| Task statement |
Say how many lines of the listing below contain "искусственно", giving the number and nothing else.

| Records supplied |
○ ○ ○

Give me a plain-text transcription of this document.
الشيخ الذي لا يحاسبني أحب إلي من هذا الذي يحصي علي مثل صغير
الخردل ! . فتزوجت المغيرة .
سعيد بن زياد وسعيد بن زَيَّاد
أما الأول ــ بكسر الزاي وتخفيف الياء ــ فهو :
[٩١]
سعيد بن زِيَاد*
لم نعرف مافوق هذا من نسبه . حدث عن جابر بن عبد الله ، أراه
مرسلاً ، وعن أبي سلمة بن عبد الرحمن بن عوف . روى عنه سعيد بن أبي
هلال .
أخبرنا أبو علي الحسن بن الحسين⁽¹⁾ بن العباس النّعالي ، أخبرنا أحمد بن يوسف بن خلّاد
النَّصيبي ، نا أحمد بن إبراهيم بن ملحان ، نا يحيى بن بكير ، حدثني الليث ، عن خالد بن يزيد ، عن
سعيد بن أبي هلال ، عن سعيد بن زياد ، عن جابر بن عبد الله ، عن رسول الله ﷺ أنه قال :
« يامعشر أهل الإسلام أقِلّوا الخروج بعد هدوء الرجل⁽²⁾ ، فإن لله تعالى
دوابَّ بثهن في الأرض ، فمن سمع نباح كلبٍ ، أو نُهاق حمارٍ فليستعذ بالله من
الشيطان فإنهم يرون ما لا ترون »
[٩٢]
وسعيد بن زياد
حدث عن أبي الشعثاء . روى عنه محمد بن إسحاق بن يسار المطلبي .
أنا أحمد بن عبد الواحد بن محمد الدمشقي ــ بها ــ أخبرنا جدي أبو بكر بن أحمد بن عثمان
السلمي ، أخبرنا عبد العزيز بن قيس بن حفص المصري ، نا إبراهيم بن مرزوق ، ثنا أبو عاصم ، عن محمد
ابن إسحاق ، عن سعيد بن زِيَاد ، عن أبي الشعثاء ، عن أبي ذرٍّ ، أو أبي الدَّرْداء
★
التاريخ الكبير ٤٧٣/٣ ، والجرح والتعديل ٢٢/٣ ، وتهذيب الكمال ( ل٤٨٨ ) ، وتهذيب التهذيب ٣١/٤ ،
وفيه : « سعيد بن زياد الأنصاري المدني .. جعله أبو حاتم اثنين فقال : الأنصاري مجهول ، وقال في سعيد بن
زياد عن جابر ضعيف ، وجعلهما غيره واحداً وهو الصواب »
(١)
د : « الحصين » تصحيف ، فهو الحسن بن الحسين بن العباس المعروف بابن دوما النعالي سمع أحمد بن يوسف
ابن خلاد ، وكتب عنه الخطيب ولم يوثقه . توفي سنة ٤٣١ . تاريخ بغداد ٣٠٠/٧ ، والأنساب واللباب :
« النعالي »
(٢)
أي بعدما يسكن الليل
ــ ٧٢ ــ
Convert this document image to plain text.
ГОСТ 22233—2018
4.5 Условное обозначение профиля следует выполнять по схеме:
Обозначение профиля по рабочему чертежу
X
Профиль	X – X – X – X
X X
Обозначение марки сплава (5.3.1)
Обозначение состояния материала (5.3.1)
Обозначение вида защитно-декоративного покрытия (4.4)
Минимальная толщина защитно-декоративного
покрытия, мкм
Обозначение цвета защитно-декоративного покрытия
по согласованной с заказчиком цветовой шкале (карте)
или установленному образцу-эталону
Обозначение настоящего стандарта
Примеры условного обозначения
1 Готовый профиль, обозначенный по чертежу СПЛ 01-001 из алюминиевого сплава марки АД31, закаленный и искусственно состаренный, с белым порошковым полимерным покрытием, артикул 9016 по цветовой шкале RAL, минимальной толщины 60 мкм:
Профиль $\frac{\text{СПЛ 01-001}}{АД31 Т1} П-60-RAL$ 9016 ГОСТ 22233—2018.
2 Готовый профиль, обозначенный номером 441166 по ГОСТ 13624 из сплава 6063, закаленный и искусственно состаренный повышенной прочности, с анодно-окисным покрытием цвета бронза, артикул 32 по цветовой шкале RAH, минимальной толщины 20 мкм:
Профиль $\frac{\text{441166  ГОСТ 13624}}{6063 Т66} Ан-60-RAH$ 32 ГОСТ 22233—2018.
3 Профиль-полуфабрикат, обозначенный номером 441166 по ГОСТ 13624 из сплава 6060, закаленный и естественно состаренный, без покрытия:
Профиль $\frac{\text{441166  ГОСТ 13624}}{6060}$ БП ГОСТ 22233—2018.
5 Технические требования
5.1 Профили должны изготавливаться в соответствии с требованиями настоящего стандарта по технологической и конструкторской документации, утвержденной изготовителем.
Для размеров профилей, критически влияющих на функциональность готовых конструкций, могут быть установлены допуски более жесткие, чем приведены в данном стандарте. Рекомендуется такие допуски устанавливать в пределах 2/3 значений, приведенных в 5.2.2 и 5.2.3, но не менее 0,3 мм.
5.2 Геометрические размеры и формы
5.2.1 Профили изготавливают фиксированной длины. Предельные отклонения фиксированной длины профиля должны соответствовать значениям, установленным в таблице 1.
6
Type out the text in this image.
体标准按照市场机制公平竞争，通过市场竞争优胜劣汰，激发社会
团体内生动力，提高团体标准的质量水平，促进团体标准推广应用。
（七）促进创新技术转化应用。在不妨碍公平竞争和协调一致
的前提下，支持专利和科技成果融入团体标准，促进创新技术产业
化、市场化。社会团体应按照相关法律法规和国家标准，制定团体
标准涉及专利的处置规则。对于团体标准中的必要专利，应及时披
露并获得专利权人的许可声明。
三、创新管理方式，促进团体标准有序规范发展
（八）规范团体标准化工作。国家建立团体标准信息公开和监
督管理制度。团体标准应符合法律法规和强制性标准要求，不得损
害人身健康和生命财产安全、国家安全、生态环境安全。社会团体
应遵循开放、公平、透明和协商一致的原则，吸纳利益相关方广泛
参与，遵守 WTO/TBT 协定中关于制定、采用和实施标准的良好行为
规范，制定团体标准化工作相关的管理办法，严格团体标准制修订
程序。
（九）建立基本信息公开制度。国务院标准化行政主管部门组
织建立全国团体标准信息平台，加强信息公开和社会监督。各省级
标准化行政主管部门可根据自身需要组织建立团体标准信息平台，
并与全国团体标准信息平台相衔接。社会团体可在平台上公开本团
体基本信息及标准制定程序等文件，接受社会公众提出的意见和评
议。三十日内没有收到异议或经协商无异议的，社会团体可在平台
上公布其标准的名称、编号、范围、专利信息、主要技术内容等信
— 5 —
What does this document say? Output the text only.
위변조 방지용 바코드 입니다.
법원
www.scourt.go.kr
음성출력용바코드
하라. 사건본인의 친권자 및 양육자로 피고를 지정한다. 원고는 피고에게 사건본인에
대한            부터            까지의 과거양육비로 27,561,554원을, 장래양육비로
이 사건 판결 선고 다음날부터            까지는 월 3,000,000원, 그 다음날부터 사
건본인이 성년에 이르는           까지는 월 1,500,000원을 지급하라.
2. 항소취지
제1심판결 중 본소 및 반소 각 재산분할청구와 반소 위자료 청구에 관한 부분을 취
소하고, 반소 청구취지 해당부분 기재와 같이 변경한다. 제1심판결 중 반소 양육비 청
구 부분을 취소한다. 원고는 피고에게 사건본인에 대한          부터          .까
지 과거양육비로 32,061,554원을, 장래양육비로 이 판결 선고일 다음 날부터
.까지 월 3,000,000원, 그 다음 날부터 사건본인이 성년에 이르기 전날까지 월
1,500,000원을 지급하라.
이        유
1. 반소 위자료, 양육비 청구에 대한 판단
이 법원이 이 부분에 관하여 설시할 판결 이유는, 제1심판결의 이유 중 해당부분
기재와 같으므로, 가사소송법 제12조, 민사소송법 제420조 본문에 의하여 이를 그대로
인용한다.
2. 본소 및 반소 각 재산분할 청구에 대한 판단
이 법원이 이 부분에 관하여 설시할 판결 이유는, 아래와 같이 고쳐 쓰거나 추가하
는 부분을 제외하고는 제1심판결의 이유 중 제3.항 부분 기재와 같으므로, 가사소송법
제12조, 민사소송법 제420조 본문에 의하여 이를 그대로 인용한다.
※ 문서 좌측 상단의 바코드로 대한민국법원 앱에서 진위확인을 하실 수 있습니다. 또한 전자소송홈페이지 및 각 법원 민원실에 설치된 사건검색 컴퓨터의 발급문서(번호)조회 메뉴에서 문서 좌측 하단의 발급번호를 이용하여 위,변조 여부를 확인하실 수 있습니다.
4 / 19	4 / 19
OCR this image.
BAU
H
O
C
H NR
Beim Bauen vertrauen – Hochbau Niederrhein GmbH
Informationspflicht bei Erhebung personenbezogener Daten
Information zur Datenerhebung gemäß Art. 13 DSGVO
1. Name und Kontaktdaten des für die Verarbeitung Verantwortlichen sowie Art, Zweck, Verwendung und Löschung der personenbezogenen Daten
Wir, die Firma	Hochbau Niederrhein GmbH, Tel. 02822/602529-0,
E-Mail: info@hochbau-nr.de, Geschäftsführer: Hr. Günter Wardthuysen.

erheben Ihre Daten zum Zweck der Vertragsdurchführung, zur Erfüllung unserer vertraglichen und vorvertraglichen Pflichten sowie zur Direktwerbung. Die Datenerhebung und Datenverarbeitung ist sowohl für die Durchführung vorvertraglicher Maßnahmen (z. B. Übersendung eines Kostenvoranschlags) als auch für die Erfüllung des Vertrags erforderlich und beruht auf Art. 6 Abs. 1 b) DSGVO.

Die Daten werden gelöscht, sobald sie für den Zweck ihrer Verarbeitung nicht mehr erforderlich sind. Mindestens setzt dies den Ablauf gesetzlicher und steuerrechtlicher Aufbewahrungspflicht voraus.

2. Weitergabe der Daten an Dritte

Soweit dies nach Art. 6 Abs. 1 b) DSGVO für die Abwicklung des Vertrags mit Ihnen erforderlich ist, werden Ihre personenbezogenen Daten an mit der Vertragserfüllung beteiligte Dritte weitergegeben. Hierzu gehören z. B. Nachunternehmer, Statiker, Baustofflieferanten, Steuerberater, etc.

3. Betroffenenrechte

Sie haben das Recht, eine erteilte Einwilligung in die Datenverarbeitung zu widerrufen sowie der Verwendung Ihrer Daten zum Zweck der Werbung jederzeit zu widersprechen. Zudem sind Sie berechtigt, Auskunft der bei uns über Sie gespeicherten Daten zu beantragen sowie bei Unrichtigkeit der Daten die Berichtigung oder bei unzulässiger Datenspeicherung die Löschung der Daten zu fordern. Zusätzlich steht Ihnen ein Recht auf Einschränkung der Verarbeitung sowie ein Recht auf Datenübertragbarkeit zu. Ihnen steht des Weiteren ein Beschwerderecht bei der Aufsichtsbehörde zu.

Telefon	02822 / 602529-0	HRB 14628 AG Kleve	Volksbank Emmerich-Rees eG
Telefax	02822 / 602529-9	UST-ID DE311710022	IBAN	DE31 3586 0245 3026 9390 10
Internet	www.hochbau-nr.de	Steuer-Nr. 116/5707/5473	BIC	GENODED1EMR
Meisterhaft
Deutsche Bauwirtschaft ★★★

○ ○ ○

| Result for this exercise |
2